### PROBLEM REQUIREMENTS
Look for "persons" in the listing below. Gather each line that contains it.

** BEGIN **

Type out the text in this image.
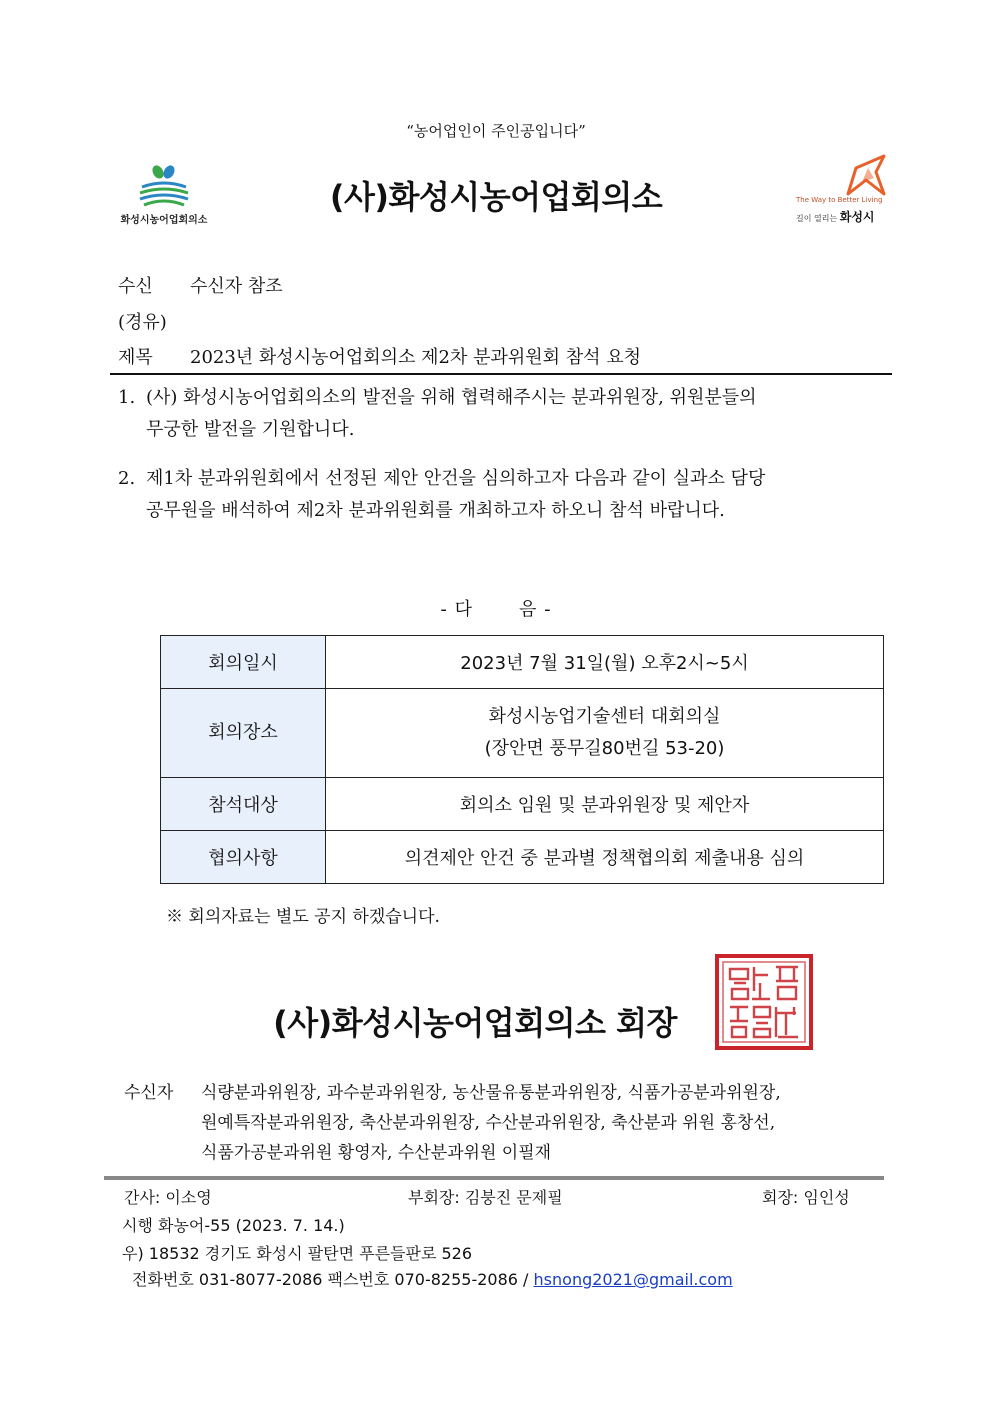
“농어업인이 주인공입니다”
화성시농어업회의소
(사)화성시농어업회의소	The Way to Better Living
길이 열리는 화성시
수신 수신자 참조
(경유)
제목 2023년 화성시농어업회의소 제2차 분과위원회 참석 요청
1. (사) 화성시농어업회의소의 발전을 위해 협력해주시는 분과위원장, 위원분들의
무궁한 발전을 기원합니다.
2. 제1차 분과위원회에서 선정된 제안 안건을 심의하고자 다음과 같이 실과소 담당
공무원을 배석하여 제2차 분과위원회를 개최하고자 하오니 참석 바랍니다.
- 다	음 -
회의일시	2023년 7월 31일(월) 오후2시~5시
회의장소	화성시농업기술센터 대회의실
(장안면 풍무길80번길 53-20)

참석대상	회의소 임원 및 분과위원장 및 제안자
협의사항	의견제안 안건 중 분과별 정책협의회 제출내용 심의
※ 회의자료는 별도 공지 하겠습니다.
(사)화성시농어업회의소 회장
수신자 식량분과위원장, 과수분과위원장, 농산물유통분과위원장, 식품가공분과위원장,
원예특작분과위원장, 축산분과위원장, 수산분과위원장, 축산분과 위원 홍창선,
식품가공분과위원 황영자, 수산분과위원 이필재
간사: 이소영	부회장: 김붕진 문제필	회장: 임인성
시행 화농어-55 (2023. 7. 14.)
우) 18532 경기도 화성시 팔탄면 푸른들판로 526
전화번호 031-8077-2086 팩스번호 070-8255-2086 / hsnong2021@gmail.com
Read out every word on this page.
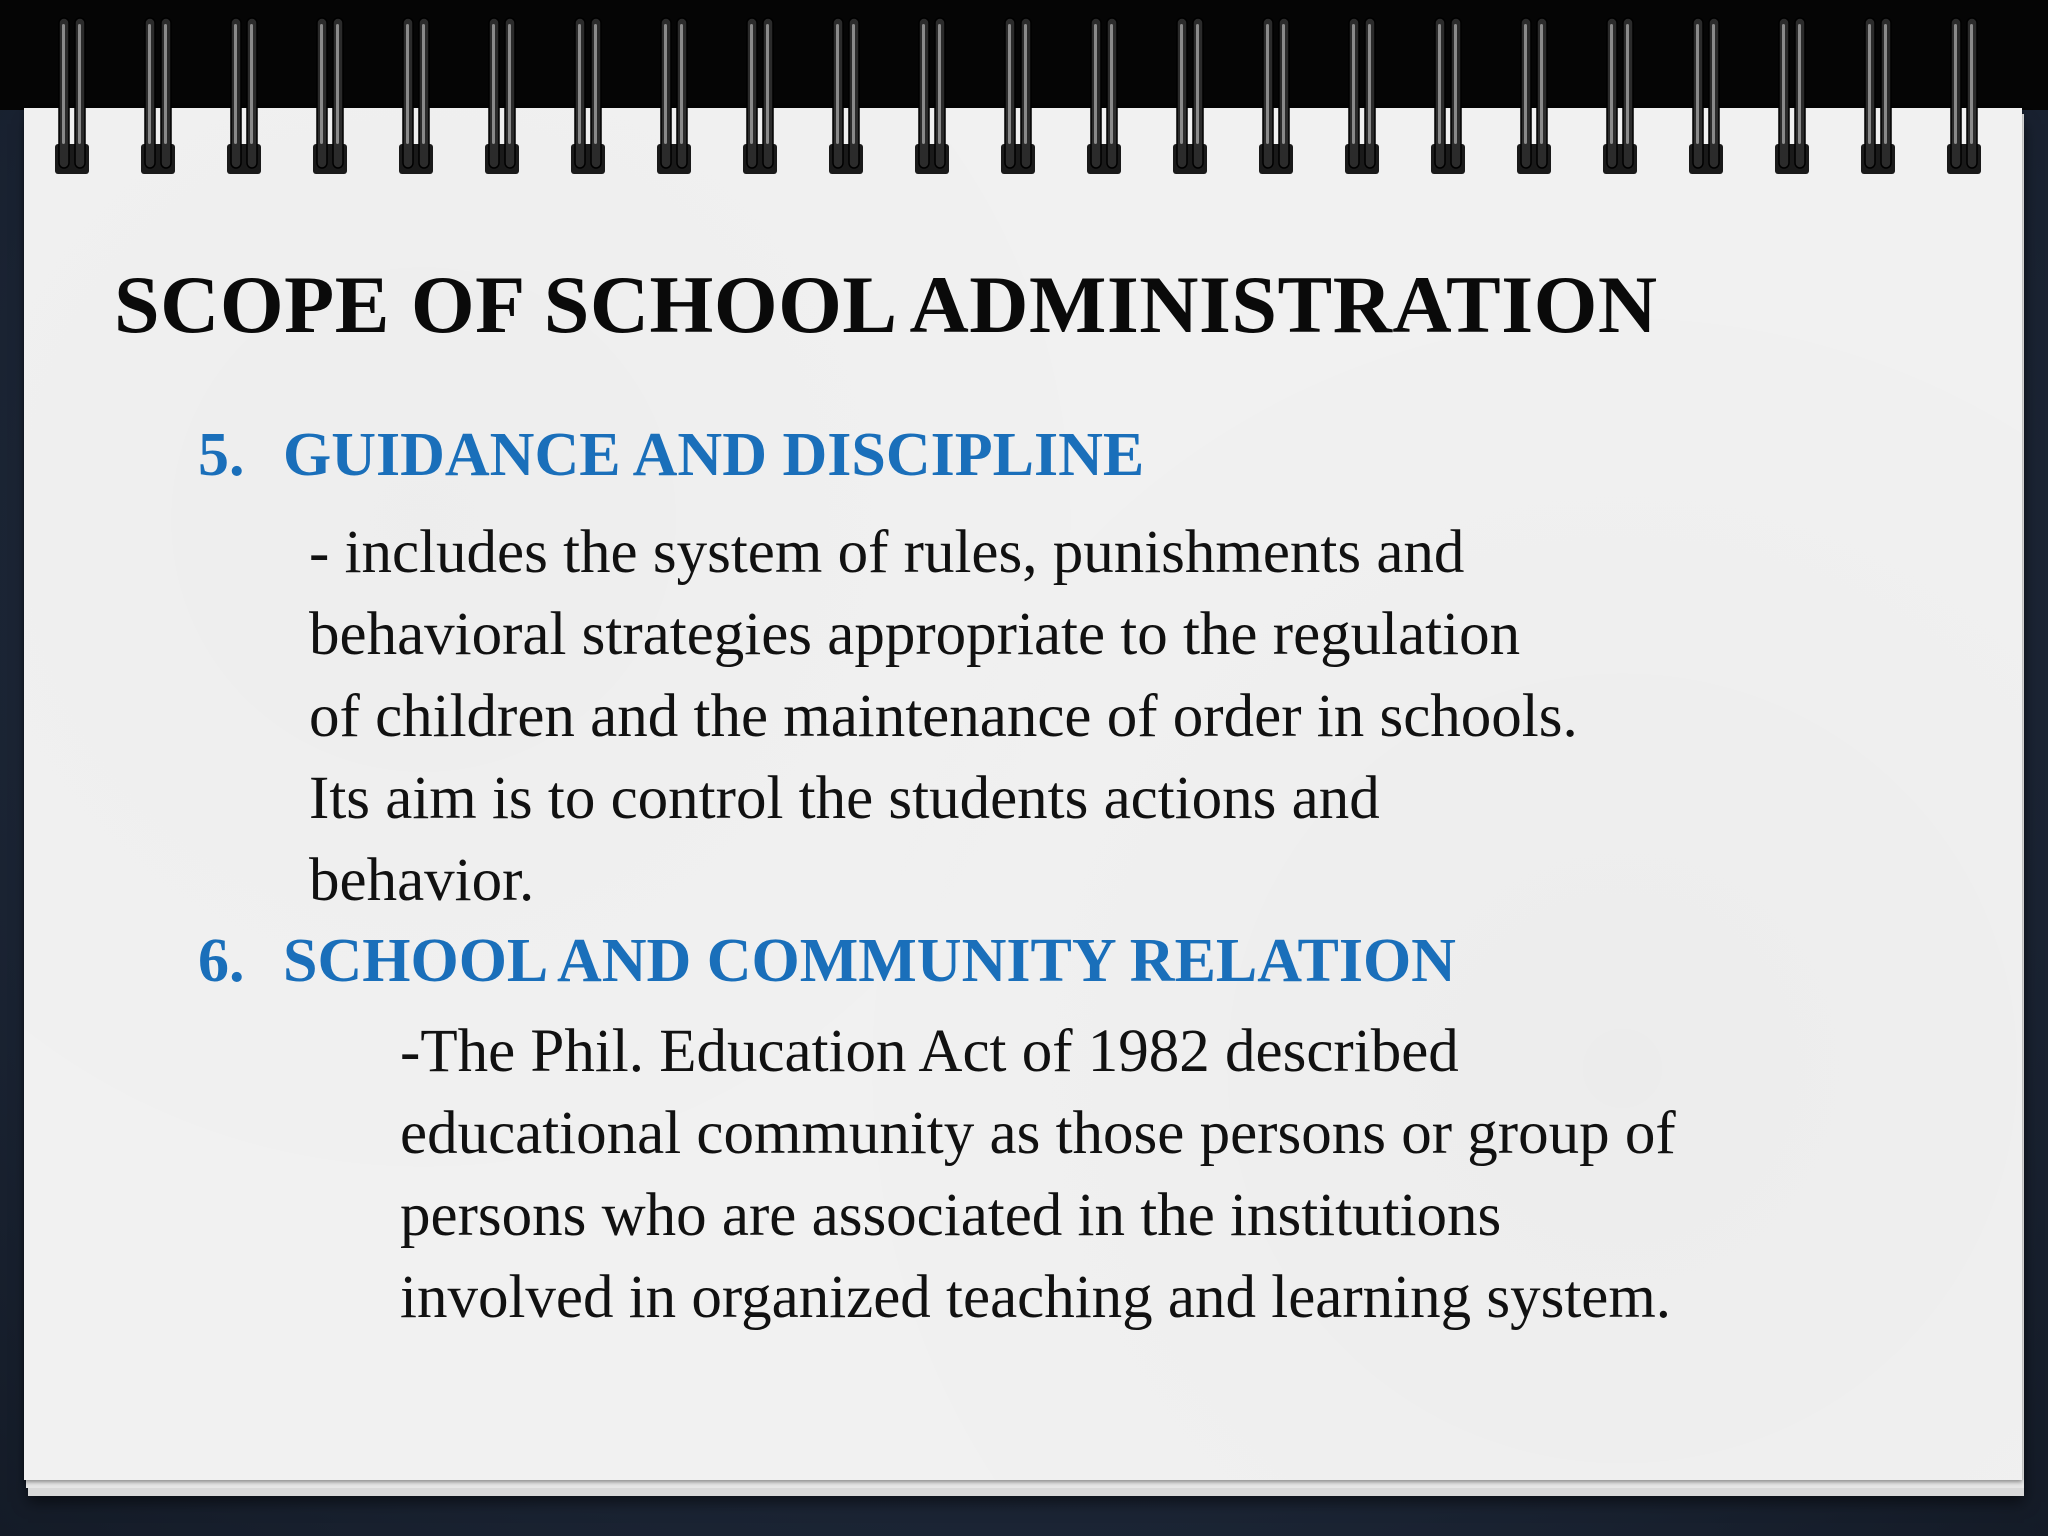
SCOPE OF SCHOOL ADMINISTRATION
5. GUIDANCE AND DISCIPLINE
- includes the system of rules, punishments and
behavioral strategies appropriate to the regulation
of children and the maintenance of order in schools.
Its aim is to control the students actions and
behavior.
6. SCHOOL AND COMMUNITY RELATION
-The Phil. Education Act of 1982 described
educational community as those persons or group of
persons who are associated in the institutions
involved in organized teaching and learning system.
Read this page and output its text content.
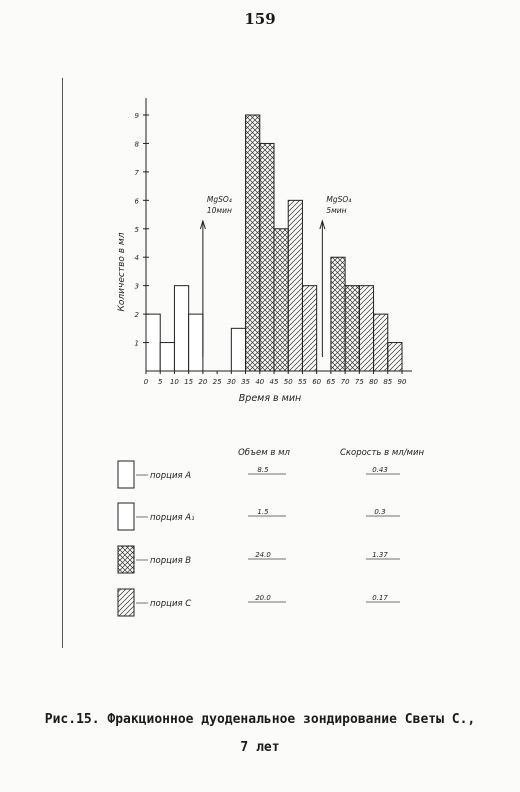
159
1
2
3
4
5
6
7
8
9
0 5 10 15 20 25 30 35 40 45 50 55 60 65 70 75 80 85 90
Время в мин
Количество в мл
MgSO₄
10мин
MgSO₄
5мин
Объем в мл	Скорость в мл/мин
порция A
8.5	0.43
порция A₁
1.5	0.3
порция B
24.0	1.37
порция C
20.0	0.17
Рис.15. Фракционное дуоденальное зондирование Светы С.,
7 лет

** END **

### TASK SOLUTION
educational community as those persons or group of
persons who are associated in the institutions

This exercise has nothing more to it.